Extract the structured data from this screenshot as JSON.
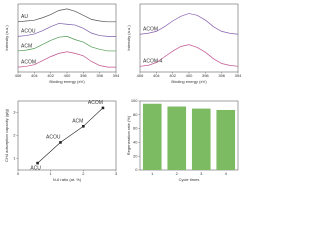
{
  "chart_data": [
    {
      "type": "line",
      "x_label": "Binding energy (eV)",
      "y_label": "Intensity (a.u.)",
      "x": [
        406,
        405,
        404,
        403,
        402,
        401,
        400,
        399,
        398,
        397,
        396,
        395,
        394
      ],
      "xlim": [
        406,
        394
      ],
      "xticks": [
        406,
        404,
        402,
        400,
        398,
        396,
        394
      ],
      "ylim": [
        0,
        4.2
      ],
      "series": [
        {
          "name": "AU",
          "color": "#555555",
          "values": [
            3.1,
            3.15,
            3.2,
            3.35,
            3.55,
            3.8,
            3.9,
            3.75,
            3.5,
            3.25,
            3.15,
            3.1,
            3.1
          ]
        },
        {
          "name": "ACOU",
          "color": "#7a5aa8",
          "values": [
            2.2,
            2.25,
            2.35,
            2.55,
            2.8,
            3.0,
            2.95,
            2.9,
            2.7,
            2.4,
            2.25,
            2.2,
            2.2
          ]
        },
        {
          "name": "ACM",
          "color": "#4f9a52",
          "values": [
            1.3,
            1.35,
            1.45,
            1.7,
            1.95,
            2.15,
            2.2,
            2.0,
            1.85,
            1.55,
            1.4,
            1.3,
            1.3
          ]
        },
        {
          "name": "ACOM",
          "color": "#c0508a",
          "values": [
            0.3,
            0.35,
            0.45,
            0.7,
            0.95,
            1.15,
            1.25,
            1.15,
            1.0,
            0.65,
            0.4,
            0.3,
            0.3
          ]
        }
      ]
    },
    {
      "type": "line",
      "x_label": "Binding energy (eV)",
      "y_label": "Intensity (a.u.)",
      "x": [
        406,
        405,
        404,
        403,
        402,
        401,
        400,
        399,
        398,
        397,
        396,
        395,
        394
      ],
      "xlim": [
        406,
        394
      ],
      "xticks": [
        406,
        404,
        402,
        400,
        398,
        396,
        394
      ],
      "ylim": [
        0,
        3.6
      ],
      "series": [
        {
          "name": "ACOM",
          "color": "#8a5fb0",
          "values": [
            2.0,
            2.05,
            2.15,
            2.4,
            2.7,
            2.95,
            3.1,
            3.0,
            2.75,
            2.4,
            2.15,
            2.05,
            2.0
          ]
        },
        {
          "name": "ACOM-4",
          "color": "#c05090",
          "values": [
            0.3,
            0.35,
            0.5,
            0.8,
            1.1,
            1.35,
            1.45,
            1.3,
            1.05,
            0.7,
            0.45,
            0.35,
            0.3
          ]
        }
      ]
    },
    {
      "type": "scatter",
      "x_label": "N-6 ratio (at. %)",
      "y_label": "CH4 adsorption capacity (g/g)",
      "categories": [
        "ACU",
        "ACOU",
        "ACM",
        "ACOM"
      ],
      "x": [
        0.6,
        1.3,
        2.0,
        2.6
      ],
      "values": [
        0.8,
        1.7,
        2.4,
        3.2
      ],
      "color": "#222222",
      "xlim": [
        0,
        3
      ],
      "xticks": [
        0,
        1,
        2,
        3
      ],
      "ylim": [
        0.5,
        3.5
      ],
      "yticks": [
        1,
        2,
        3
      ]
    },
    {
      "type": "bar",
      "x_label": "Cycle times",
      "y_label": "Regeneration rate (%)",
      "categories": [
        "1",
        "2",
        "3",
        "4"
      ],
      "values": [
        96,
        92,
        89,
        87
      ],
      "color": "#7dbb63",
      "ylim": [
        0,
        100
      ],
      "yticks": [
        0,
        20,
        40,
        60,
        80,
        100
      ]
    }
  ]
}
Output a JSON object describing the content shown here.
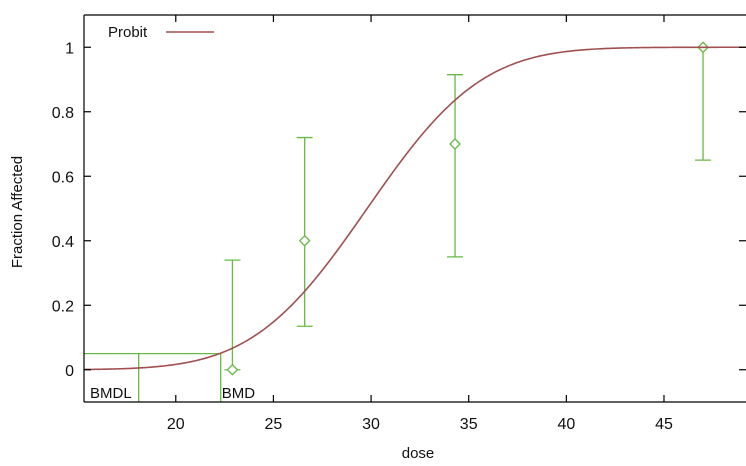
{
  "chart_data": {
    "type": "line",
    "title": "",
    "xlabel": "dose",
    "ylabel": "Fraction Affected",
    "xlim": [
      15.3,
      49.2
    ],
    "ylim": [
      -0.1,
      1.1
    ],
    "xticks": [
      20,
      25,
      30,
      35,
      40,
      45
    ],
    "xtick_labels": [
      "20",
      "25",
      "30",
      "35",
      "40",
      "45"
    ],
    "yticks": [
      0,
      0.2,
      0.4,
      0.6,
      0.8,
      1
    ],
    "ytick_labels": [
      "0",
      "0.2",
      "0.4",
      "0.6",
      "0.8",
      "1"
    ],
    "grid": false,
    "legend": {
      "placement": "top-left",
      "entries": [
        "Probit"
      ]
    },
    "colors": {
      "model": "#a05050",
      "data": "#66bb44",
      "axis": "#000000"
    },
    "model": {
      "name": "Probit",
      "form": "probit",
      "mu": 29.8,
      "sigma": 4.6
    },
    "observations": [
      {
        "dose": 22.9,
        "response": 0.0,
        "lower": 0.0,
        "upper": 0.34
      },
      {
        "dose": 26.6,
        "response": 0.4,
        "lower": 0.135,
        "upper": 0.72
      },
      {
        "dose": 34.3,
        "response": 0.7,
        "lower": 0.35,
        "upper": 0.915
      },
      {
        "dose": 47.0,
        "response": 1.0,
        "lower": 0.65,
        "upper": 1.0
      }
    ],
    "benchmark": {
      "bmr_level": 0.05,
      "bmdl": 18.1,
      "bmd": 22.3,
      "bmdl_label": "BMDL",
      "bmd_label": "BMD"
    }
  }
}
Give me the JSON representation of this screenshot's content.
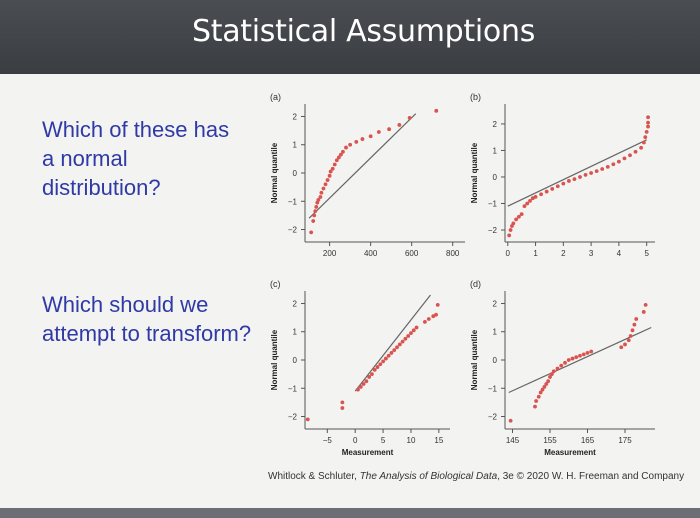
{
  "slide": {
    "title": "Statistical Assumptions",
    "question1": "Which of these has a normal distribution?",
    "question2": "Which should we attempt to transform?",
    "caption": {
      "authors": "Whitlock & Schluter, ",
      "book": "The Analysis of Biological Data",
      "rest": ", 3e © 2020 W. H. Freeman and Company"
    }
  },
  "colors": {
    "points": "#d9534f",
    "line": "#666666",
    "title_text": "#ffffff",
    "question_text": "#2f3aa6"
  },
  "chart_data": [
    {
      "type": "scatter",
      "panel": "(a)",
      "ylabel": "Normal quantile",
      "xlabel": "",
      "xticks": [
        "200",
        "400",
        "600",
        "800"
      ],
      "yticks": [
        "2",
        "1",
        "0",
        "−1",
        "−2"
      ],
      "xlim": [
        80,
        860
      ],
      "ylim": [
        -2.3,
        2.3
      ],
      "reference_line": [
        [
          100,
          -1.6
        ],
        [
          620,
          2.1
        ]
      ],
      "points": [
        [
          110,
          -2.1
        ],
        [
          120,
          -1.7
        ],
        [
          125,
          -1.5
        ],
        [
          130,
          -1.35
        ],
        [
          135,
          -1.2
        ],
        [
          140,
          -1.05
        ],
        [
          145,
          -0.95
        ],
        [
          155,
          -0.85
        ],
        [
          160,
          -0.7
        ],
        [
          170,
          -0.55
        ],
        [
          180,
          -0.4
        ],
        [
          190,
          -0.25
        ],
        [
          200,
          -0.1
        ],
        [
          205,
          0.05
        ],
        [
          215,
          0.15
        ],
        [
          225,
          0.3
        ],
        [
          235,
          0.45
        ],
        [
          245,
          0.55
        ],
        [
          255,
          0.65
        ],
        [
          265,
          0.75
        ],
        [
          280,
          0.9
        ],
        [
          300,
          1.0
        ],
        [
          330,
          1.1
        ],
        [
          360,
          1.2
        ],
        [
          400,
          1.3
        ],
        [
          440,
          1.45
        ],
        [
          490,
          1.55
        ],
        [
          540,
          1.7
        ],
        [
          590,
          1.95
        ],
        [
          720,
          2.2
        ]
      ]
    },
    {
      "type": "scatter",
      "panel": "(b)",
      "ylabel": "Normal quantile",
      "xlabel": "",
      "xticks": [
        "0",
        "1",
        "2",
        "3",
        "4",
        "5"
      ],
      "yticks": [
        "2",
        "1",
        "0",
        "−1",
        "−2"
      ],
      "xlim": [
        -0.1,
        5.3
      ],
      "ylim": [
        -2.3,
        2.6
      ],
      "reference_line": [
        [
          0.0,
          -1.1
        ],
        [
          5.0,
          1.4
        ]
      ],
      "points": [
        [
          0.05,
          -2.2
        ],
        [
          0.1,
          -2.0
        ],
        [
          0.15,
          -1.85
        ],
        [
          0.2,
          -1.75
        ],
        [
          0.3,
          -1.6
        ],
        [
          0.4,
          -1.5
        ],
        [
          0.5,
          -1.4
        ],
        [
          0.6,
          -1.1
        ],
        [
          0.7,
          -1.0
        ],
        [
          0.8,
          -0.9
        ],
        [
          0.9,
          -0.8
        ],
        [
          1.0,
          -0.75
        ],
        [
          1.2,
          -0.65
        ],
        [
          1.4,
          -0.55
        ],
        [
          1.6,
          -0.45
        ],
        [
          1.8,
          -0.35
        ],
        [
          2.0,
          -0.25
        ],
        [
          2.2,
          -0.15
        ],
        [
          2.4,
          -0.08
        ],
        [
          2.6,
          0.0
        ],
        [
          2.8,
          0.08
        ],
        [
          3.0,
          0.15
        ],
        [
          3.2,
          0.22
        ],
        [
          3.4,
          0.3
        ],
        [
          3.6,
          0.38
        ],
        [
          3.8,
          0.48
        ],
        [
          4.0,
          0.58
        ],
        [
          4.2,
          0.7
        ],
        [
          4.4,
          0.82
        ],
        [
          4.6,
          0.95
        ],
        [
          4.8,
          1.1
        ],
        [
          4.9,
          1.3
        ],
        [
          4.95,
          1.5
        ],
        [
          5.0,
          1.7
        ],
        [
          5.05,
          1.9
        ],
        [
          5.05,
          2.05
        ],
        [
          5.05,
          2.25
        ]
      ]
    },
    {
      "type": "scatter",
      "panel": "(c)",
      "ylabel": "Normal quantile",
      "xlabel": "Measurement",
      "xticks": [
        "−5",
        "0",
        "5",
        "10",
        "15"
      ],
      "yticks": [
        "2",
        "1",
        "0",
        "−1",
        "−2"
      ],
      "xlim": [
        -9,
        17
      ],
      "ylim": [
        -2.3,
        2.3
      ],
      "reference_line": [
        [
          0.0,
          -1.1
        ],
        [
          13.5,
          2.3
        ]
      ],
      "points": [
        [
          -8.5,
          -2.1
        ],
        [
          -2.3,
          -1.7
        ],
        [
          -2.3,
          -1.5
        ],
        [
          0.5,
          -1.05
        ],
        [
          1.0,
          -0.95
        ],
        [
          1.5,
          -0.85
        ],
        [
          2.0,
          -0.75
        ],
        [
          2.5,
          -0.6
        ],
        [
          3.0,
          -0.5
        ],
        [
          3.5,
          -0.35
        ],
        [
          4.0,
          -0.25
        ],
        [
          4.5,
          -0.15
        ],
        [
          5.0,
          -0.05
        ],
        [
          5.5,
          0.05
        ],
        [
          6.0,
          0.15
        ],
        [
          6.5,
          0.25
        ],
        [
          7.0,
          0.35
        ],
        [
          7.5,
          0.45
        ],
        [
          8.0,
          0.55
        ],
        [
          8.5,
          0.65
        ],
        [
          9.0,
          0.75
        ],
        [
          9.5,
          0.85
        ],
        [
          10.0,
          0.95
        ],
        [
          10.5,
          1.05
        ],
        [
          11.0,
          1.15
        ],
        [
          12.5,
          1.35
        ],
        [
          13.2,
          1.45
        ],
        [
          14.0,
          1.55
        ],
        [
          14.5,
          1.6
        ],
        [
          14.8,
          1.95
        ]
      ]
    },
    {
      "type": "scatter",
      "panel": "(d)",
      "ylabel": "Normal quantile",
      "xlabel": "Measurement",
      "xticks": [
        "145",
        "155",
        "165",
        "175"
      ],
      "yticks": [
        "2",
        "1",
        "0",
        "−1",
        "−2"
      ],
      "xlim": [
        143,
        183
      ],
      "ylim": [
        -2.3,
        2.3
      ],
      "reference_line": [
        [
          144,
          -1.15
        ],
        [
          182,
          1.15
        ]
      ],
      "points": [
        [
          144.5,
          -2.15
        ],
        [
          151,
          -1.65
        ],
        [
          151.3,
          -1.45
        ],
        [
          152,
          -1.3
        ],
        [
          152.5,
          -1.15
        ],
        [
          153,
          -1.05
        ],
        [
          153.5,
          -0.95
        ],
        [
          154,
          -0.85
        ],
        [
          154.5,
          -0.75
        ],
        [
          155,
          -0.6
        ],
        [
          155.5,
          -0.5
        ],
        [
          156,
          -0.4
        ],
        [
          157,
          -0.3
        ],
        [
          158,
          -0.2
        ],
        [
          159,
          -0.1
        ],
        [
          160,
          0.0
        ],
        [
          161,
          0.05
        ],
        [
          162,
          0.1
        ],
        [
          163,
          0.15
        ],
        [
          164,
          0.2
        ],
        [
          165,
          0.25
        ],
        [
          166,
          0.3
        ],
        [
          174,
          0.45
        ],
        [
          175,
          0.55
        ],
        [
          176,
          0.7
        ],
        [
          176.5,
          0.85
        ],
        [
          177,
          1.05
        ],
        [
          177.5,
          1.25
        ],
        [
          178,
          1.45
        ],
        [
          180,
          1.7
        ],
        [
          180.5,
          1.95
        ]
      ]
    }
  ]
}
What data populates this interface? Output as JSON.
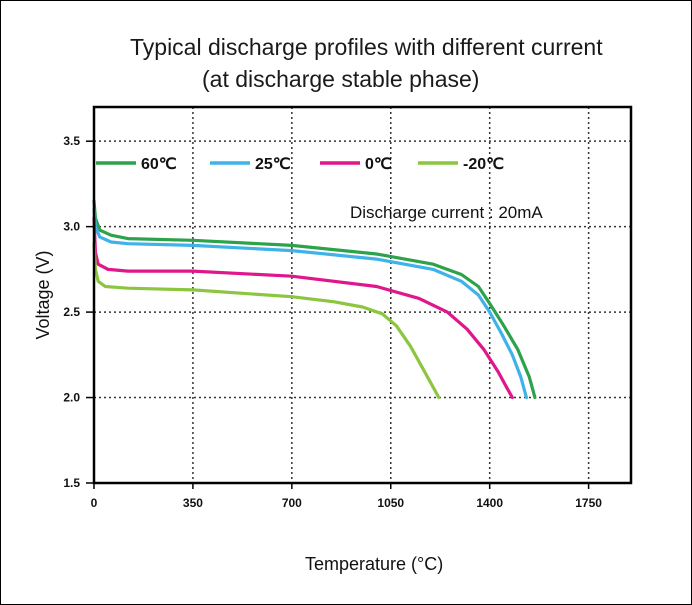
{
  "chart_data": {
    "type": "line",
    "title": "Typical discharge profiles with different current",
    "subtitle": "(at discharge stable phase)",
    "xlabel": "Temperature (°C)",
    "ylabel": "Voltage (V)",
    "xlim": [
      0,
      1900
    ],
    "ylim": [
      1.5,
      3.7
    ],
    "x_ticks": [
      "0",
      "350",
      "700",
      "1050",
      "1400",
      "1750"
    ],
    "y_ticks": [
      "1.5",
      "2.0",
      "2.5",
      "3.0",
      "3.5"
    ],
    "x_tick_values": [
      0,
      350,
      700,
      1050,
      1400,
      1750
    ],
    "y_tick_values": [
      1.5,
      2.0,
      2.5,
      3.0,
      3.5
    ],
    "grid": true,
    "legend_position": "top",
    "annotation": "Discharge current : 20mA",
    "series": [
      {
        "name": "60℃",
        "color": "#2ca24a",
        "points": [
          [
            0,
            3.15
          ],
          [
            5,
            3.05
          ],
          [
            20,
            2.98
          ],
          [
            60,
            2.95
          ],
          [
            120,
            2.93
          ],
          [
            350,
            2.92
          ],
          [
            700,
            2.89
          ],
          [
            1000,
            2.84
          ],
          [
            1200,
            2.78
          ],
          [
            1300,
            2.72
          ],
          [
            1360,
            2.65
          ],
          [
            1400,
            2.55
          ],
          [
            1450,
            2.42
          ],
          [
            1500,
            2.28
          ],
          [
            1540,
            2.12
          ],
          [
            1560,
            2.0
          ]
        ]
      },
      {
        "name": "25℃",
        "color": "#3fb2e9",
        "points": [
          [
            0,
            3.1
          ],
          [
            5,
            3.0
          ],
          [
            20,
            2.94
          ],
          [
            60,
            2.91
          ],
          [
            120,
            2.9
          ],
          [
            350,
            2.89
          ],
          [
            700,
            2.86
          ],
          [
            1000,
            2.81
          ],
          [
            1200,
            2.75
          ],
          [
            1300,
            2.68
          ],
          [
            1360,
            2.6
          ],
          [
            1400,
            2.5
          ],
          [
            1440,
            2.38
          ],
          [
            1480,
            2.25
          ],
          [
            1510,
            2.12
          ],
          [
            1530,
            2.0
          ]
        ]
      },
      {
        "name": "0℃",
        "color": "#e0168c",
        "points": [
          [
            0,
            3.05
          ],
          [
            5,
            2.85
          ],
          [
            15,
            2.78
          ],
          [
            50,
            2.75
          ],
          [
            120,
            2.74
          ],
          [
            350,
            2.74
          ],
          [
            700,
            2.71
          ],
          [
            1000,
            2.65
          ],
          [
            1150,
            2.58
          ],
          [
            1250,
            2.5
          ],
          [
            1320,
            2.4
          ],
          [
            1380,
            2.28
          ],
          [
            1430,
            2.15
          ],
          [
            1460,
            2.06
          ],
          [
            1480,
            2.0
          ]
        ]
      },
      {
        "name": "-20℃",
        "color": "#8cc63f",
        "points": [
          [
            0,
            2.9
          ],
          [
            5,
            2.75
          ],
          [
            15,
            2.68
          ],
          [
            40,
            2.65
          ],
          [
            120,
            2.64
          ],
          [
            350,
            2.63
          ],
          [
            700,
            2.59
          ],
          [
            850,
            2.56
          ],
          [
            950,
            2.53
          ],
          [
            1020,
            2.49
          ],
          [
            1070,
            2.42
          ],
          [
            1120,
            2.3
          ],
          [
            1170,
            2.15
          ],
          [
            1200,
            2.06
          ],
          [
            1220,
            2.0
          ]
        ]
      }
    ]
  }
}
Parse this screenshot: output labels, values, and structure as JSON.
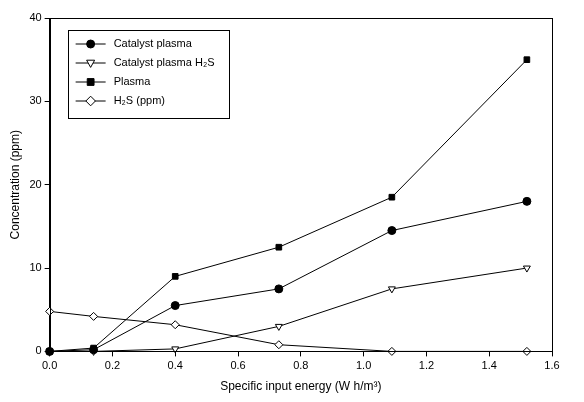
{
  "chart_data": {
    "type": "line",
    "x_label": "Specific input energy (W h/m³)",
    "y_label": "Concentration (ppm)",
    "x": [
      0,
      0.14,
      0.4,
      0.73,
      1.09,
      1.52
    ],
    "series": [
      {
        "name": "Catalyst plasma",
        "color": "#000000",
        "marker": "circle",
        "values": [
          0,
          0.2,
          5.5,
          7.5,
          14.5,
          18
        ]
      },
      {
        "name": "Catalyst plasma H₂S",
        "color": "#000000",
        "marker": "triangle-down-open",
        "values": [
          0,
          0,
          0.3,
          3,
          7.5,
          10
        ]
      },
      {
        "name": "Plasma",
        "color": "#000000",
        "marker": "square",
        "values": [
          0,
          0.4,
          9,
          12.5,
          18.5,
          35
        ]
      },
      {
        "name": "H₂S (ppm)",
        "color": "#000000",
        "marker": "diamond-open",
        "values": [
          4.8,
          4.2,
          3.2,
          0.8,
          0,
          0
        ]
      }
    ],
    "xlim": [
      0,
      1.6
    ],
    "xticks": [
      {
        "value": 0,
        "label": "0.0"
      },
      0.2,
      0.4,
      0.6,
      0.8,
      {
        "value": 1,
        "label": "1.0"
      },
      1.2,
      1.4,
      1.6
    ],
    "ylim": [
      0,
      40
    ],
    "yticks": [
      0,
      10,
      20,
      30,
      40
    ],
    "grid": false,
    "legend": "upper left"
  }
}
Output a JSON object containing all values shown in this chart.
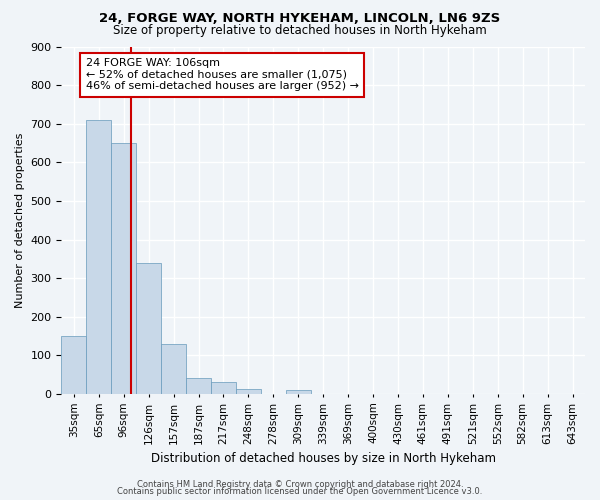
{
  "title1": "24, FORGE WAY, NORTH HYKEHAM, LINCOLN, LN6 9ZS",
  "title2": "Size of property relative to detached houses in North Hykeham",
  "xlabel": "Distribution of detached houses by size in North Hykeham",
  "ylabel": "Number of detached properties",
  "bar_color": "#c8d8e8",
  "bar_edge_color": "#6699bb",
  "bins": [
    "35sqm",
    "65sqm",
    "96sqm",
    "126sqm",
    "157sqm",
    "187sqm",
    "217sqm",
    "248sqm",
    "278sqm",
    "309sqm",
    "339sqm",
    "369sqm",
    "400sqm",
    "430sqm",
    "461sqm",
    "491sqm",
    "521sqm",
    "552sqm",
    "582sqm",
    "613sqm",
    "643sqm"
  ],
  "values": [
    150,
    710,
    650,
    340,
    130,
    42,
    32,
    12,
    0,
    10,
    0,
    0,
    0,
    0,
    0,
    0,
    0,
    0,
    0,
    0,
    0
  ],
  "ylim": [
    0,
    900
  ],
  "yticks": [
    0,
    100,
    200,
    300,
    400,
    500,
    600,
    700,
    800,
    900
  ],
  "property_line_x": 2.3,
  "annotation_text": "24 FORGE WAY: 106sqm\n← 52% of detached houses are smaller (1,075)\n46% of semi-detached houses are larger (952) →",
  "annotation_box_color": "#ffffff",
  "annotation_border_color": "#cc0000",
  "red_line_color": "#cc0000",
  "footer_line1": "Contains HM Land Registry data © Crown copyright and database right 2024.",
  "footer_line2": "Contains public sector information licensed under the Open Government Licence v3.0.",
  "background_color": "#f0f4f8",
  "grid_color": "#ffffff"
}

-*-*-

WRITTEN REQUEST
In the listing above, how many lines hold the word "response"? Give the number and nothing more.

EXPECTED ANSWER
4